(Requirement): Copy out every line that contains "this".

(Stored rows):
----------
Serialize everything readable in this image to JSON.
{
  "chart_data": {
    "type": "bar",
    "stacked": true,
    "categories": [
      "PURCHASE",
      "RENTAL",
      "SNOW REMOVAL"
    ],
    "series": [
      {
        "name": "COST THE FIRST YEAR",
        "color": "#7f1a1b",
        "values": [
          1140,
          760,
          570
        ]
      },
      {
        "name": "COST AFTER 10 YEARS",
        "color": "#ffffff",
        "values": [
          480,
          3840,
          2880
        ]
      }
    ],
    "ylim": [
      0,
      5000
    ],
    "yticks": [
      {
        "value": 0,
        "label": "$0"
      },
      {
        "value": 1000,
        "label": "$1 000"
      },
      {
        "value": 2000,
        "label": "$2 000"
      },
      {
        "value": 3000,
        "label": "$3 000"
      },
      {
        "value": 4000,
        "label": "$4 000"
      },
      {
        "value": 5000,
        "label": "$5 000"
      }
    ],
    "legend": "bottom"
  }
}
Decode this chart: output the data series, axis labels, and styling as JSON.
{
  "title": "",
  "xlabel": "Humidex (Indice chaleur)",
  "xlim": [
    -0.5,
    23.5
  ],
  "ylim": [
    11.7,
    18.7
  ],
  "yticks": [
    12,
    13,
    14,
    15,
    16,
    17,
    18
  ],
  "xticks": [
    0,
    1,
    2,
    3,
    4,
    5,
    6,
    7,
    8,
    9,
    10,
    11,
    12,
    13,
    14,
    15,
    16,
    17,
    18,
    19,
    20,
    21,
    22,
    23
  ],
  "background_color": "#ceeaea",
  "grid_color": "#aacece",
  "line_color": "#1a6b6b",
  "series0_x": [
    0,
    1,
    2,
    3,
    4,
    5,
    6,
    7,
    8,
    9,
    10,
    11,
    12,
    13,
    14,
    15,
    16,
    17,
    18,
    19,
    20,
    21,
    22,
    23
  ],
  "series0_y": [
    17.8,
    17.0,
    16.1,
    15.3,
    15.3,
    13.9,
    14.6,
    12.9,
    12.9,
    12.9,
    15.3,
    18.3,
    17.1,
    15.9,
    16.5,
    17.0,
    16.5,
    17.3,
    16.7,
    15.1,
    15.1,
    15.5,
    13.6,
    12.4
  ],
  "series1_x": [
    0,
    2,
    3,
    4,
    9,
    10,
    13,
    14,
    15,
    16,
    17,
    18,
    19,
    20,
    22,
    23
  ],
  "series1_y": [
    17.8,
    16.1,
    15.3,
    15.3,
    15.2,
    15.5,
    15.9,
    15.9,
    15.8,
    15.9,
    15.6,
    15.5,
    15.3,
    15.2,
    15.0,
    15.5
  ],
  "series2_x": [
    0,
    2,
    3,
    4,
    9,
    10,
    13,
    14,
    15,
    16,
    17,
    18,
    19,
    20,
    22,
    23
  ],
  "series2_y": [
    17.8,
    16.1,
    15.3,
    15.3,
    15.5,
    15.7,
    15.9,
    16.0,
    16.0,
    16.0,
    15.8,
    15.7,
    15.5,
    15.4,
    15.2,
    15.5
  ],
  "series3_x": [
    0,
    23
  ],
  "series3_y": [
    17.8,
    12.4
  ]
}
----------
(Exercise answer):
Serialize everything readable in this image to JSON.
Decode this chart: output the data series, axis labels, and styling as JSON.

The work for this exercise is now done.